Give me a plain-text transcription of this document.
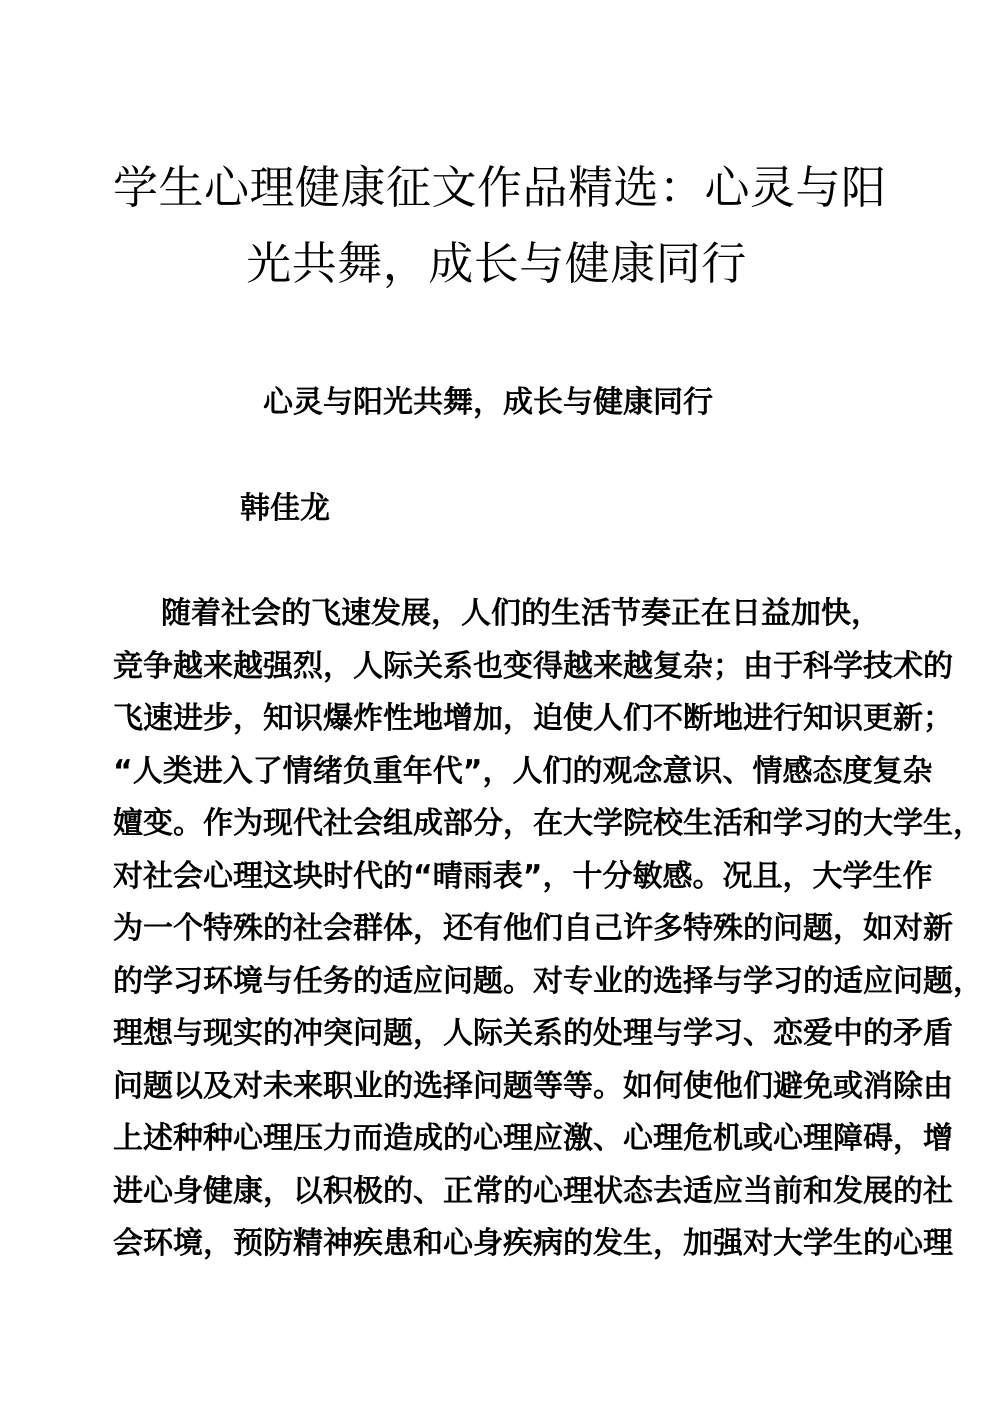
学生心理健康征文作品精选：心灵与阳
光共舞，成长与健康同行
心灵与阳光共舞，成长与健康同行
韩佳龙
随 着 社 会 的 飞 速 发 展 ， 人 们 的 生 活 节 奏 正 在 日 益 加 快 ，
竞 争 越 来 越 强 烈 ， 人 际 关 系 也 变 得 越 来 越 复 杂 ； 由 于 科 学 技 术 的
飞 速 进 步 ， 知 识 爆 炸 性 地 增 加 ， 迫 使 人 们 不 断 地 进 行 知 识 更 新 ；
“ 人 类 进 入 了 情 绪 负 重 年 代 ” ， 人 们 的 观 念 意 识 、 情 感 态 度 复 杂
嬗 变 。 作 为 现 代 社 会 组 成 部 分 ， 在 大 学 院 校 生 活 和 学 习 的 大 学 生 ，
对 社 会 心 理 这 块 时 代 的 “ 晴 雨 表 ” ， 十 分 敏 感 。 况 且 ， 大 学 生 作
为 一 个 特 殊 的 社 会 群 体 ， 还 有 他 们 自 己 许 多 特 殊 的 问 题 ， 如 对 新
的 学 习 环 境 与 任 务 的 适 应 问 题 。 对 专 业 的 选 择 与 学 习 的 适 应 问 题 ，
理 想 与 现 实 的 冲 突 问 题 ， 人 际 关 系 的 处 理 与 学 习 、 恋 爱 中 的 矛 盾
问 题 以 及 对 未 来 职 业 的 选 择 问 题 等 等 。 如 何 使 他 们 避 免 或 消 除 由
上 述 种 种 心 理 压 力 而 造 成 的 心 理 应 激 、 心 理 危 机 或 心 理 障 碍 ， 增
进 心 身 健 康 ， 以 积 极 的 、 正 常 的 心 理 状 态 去 适 应 当 前 和 发 展 的 社
会环境，预防精神疾患和心身疾病的发生，加强对大学生的心理
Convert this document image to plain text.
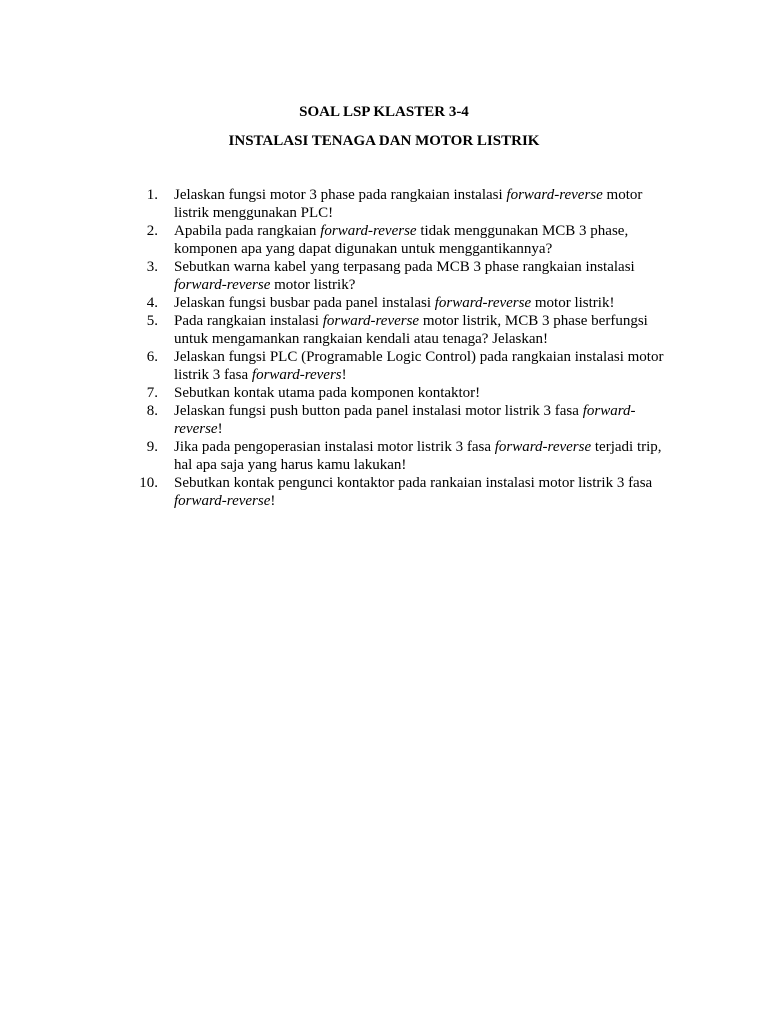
SOAL LSP KLASTER 3-4

INSTALASI TENAGA DAN MOTOR LISTRIK

1. Jelaskan fungsi motor 3 phase pada rangkaian instalasi forward-reverse motor listrik menggunakan PLC!
2. Apabila pada rangkaian forward-reverse tidak menggunakan MCB 3 phase, komponen apa yang dapat digunakan untuk menggantikannya?
3. Sebutkan warna kabel yang terpasang pada MCB 3 phase rangkaian instalasi forward-reverse motor listrik?
4. Jelaskan fungsi busbar pada panel instalasi forward-reverse motor listrik!
5. Pada rangkaian instalasi forward-reverse motor listrik, MCB 3 phase berfungsi untuk mengamankan rangkaian kendali atau tenaga? Jelaskan!
6. Jelaskan fungsi PLC (Programable Logic Control) pada rangkaian instalasi motor listrik 3 fasa forward-revers!
7. Sebutkan kontak utama pada komponen kontaktor!
8. Jelaskan fungsi push button pada panel instalasi motor listrik 3 fasa forward-reverse!
9. Jika pada pengoperasian instalasi motor listrik 3 fasa forward-reverse terjadi trip, hal apa saja yang harus kamu lakukan!
10. Sebutkan kontak pengunci kontaktor pada rankaian instalasi motor listrik 3 fasa forward-reverse!
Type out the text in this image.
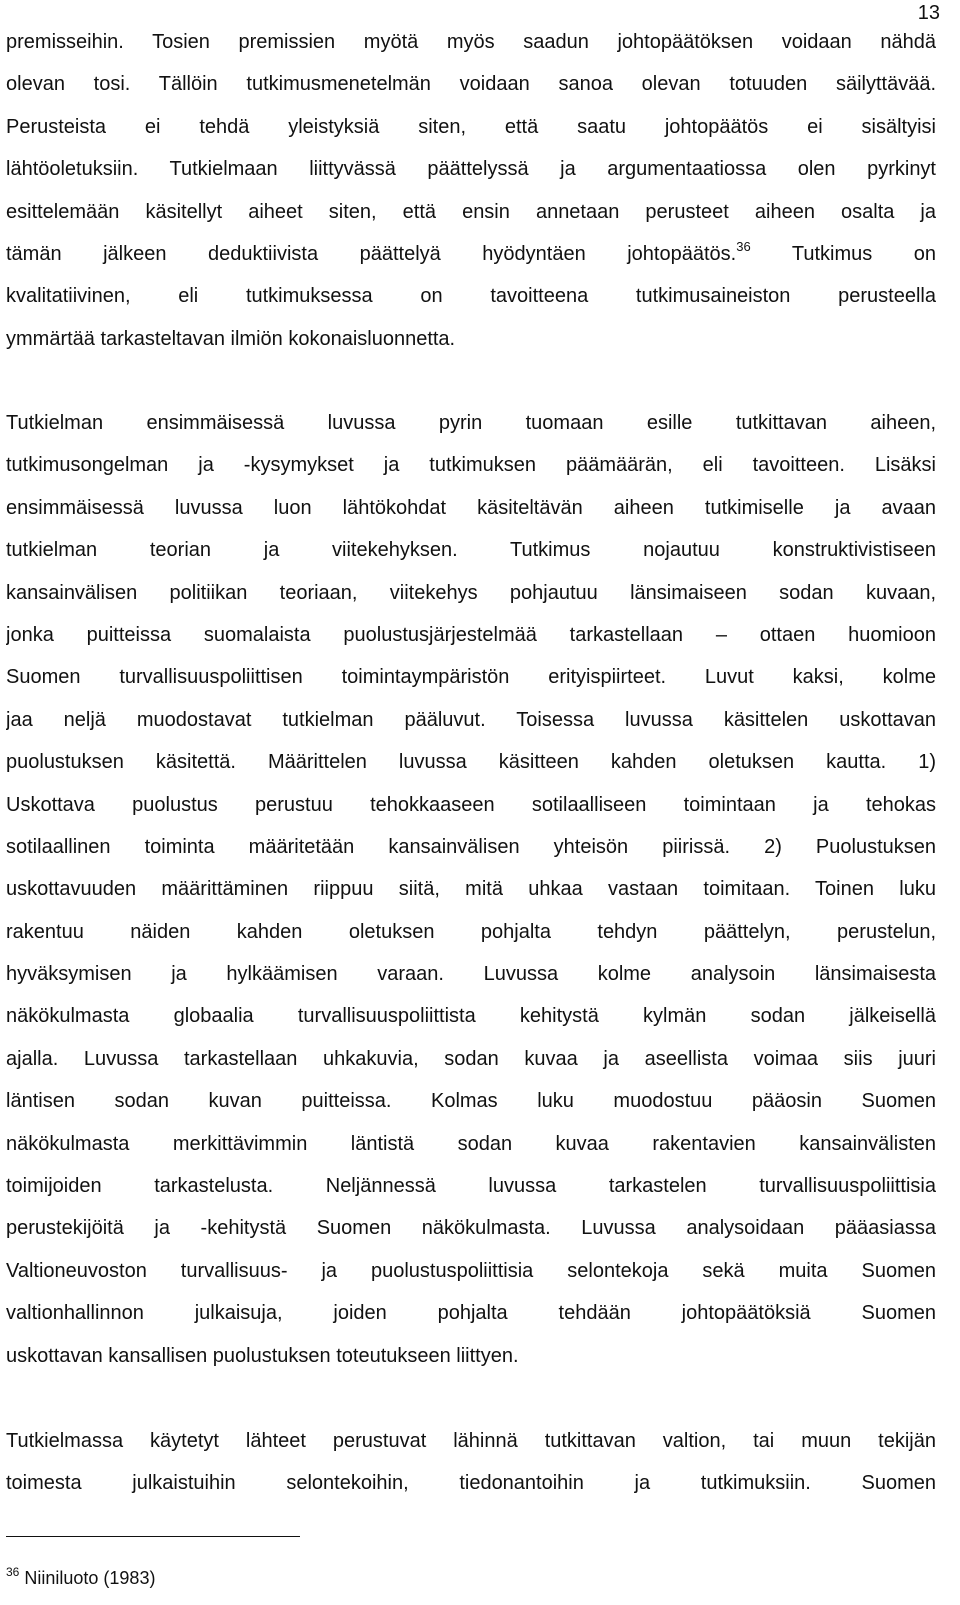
13
premisseihin. Tosien premissien myötä myös saadun johtopäätöksen voidaan nähdä
olevan tosi. Tällöin tutkimusmenetelmän voidaan sanoa olevan totuuden säilyttävää.
Perusteista ei tehdä yleistyksiä siten, että saatu johtopäätös ei sisältyisi
lähtöoletuksiin. Tutkielmaan liittyvässä päättelyssä ja argumentaatiossa olen pyrkinyt
esittelemään käsitellyt aiheet siten, että ensin annetaan perusteet aiheen osalta ja
tämän jälkeen deduktiivista päättelyä hyödyntäen johtopäätös.$^{36}$ Tutkimus on
kvalitatiivinen, eli tutkimuksessa on tavoitteena tutkimusaineiston perusteella
ymmärtää tarkasteltavan ilmiön kokonaisluonnetta.
Tutkielman ensimmäisessä luvussa pyrin tuomaan esille tutkittavan aiheen,
tutkimusongelman ja -kysymykset ja tutkimuksen päämäärän, eli tavoitteen. Lisäksi
ensimmäisessä luvussa luon lähtökohdat käsiteltävän aiheen tutkimiselle ja avaan
tutkielman teorian ja viitekehyksen. Tutkimus nojautuu konstruktivistiseen
kansainvälisen politiikan teoriaan, viitekehys pohjautuu länsimaiseen sodan kuvaan,
jonka puitteissa suomalaista puolustusjärjestelmää tarkastellaan – ottaen huomioon
Suomen turvallisuuspoliittisen toimintaympäristön erityispiirteet. Luvut kaksi, kolme
jaa neljä muodostavat tutkielman pääluvut. Toisessa luvussa käsittelen uskottavan
puolustuksen käsitettä. Määrittelen luvussa käsitteen kahden oletuksen kautta. 1)
Uskottava puolustus perustuu tehokkaaseen sotilaalliseen toimintaan ja tehokas
sotilaallinen toiminta määritetään kansainvälisen yhteisön piirissä. 2) Puolustuksen
uskottavuuden määrittäminen riippuu siitä, mitä uhkaa vastaan toimitaan. Toinen luku
rakentuu näiden kahden oletuksen pohjalta tehdyn päättelyn, perustelun,
hyväksymisen ja hylkäämisen varaan. Luvussa kolme analysoin länsimaisesta
näkökulmasta globaalia turvallisuuspoliittista kehitystä kylmän sodan jälkeisellä
ajalla. Luvussa tarkastellaan uhkakuvia, sodan kuvaa ja aseellista voimaa siis juuri
läntisen sodan kuvan puitteissa. Kolmas luku muodostuu pääosin Suomen
näkökulmasta merkittävimmin läntistä sodan kuvaa rakentavien kansainvälisten
toimijoiden tarkastelusta. Neljännessä luvussa tarkastelen turvallisuuspoliittisia
perustekijöitä ja -kehitystä Suomen näkökulmasta. Luvussa analysoidaan pääasiassa
Valtioneuvoston turvallisuus- ja puolustuspoliittisia selontekoja sekä muita Suomen
valtionhallinnon julkaisuja, joiden pohjalta tehdään johtopäätöksiä Suomen
uskottavan kansallisen puolustuksen toteutukseen liittyen.
Tutkielmassa käytetyt lähteet perustuvat lähinnä tutkittavan valtion, tai muun tekijän
toimesta julkaistuihin selontekoihin, tiedonantoihin ja tutkimuksiin. Suomen
$^{36}$ Niiniluoto (1983)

******

__STATED TASK__: Restate the whole of the material word for word without the pictures.

__THE SOLUTION__:
Give me a plain-text transcription of this document.
学生心理健康征文作品精选：心灵与阳
光共舞，成长与健康同行
心灵与阳光共舞，成长与健康同行
韩佳龙
随 着 社 会 的 飞 速 发 展 ， 人 们 的 生 活 节 奏 正 在 日 益 加 快 ，
竞 争 越 来 越 强 烈 ， 人 际 关 系 也 变 得 越 来 越 复 杂 ； 由 于 科 学 技 术 的
飞 速 进 步 ， 知 识 爆 炸 性 地 增 加 ， 迫 使 人 们 不 断 地 进 行 知 识 更 新 ；
“ 人 类 进 入 了 情 绪 负 重 年 代 ” ， 人 们 的 观 念 意 识 、 情 感 态 度 复 杂
嬗 变 。 作 为 现 代 社 会 组 成 部 分 ， 在 大 学 院 校 生 活 和 学 习 的 大 学 生 ，
对 社 会 心 理 这 块 时 代 的 “ 晴 雨 表 ” ， 十 分 敏 感 。 况 且 ， 大 学 生 作
为 一 个 特 殊 的 社 会 群 体 ， 还 有 他 们 自 己 许 多 特 殊 的 问 题 ， 如 对 新
的 学 习 环 境 与 任 务 的 适 应 问 题 。 对 专 业 的 选 择 与 学 习 的 适 应 问 题 ，
理 想 与 现 实 的 冲 突 问 题 ， 人 际 关 系 的 处 理 与 学 习 、 恋 爱 中 的 矛 盾
问 题 以 及 对 未 来 职 业 的 选 择 问 题 等 等 。 如 何 使 他 们 避 免 或 消 除 由
上 述 种 种 心 理 压 力 而 造 成 的 心 理 应 激 、 心 理 危 机 或 心 理 障 碍 ， 增
进 心 身 健 康 ， 以 积 极 的 、 正 常 的 心 理 状 态 去 适 应 当 前 和 发 展 的 社
会环境，预防精神疾患和心身疾病的发生，加强对大学生的心理
Convert this document image to plain text.
SOAL LSP KLASTER 3-4

INSTALASI TENAGA DAN MOTOR LISTRIK

1. Jelaskan fungsi motor 3 phase pada rangkaian instalasi forward-reverse motor listrik menggunakan PLC!
2. Apabila pada rangkaian forward-reverse tidak menggunakan MCB 3 phase, komponen apa yang dapat digunakan untuk menggantikannya?
3. Sebutkan warna kabel yang terpasang pada MCB 3 phase rangkaian instalasi forward-reverse motor listrik?
4. Jelaskan fungsi busbar pada panel instalasi forward-reverse motor listrik!
5. Pada rangkaian instalasi forward-reverse motor listrik, MCB 3 phase berfungsi untuk mengamankan rangkaian kendali atau tenaga? Jelaskan!
6. Jelaskan fungsi PLC (Programable Logic Control) pada rangkaian instalasi motor listrik 3 fasa forward-revers!
7. Sebutkan kontak utama pada komponen kontaktor!
8. Jelaskan fungsi push button pada panel instalasi motor listrik 3 fasa forward-reverse!
9. Jika pada pengoperasian instalasi motor listrik 3 fasa forward-reverse terjadi trip, hal apa saja yang harus kamu lakukan!
10. Sebutkan kontak pengunci kontaktor pada rankaian instalasi motor listrik 3 fasa forward-reverse!
Type out the text in this image.
13
premisseihin. Tosien premissien myötä myös saadun johtopäätöksen voidaan nähdä
olevan tosi. Tällöin tutkimusmenetelmän voidaan sanoa olevan totuuden säilyttävää.
Perusteista ei tehdä yleistyksiä siten, että saatu johtopäätös ei sisältyisi
lähtöoletuksiin. Tutkielmaan liittyvässä päättelyssä ja argumentaatiossa olen pyrkinyt
esittelemään käsitellyt aiheet siten, että ensin annetaan perusteet aiheen osalta ja
tämän jälkeen deduktiivista päättelyä hyödyntäen johtopäätös.$^{36}$ Tutkimus on
kvalitatiivinen, eli tutkimuksessa on tavoitteena tutkimusaineiston perusteella
ymmärtää tarkasteltavan ilmiön kokonaisluonnetta.
Tutkielman ensimmäisessä luvussa pyrin tuomaan esille tutkittavan aiheen,
tutkimusongelman ja -kysymykset ja tutkimuksen päämäärän, eli tavoitteen. Lisäksi
ensimmäisessä luvussa luon lähtökohdat käsiteltävän aiheen tutkimiselle ja avaan
tutkielman teorian ja viitekehyksen. Tutkimus nojautuu konstruktivistiseen
kansainvälisen politiikan teoriaan, viitekehys pohjautuu länsimaiseen sodan kuvaan,
jonka puitteissa suomalaista puolustusjärjestelmää tarkastellaan – ottaen huomioon
Suomen turvallisuuspoliittisen toimintaympäristön erityispiirteet. Luvut kaksi, kolme
jaa neljä muodostavat tutkielman pääluvut. Toisessa luvussa käsittelen uskottavan
puolustuksen käsitettä. Määrittelen luvussa käsitteen kahden oletuksen kautta. 1)
Uskottava puolustus perustuu tehokkaaseen sotilaalliseen toimintaan ja tehokas
sotilaallinen toiminta määritetään kansainvälisen yhteisön piirissä. 2) Puolustuksen
uskottavuuden määrittäminen riippuu siitä, mitä uhkaa vastaan toimitaan. Toinen luku
rakentuu näiden kahden oletuksen pohjalta tehdyn päättelyn, perustelun,
hyväksymisen ja hylkäämisen varaan. Luvussa kolme analysoin länsimaisesta
näkökulmasta globaalia turvallisuuspoliittista kehitystä kylmän sodan jälkeisellä
ajalla. Luvussa tarkastellaan uhkakuvia, sodan kuvaa ja aseellista voimaa siis juuri
läntisen sodan kuvan puitteissa. Kolmas luku muodostuu pääosin Suomen
näkökulmasta merkittävimmin läntistä sodan kuvaa rakentavien kansainvälisten
toimijoiden tarkastelusta. Neljännessä luvussa tarkastelen turvallisuuspoliittisia
perustekijöitä ja -kehitystä Suomen näkökulmasta. Luvussa analysoidaan pääasiassa
Valtioneuvoston turvallisuus- ja puolustuspoliittisia selontekoja sekä muita Suomen
valtionhallinnon julkaisuja, joiden pohjalta tehdään johtopäätöksiä Suomen
uskottavan kansallisen puolustuksen toteutukseen liittyen.
Tutkielmassa käytetyt lähteet perustuvat lähinnä tutkittavan valtion, tai muun tekijän
toimesta julkaistuihin selontekoihin, tiedonantoihin ja tutkimuksiin. Suomen
$^{36}$ Niiniluoto (1983)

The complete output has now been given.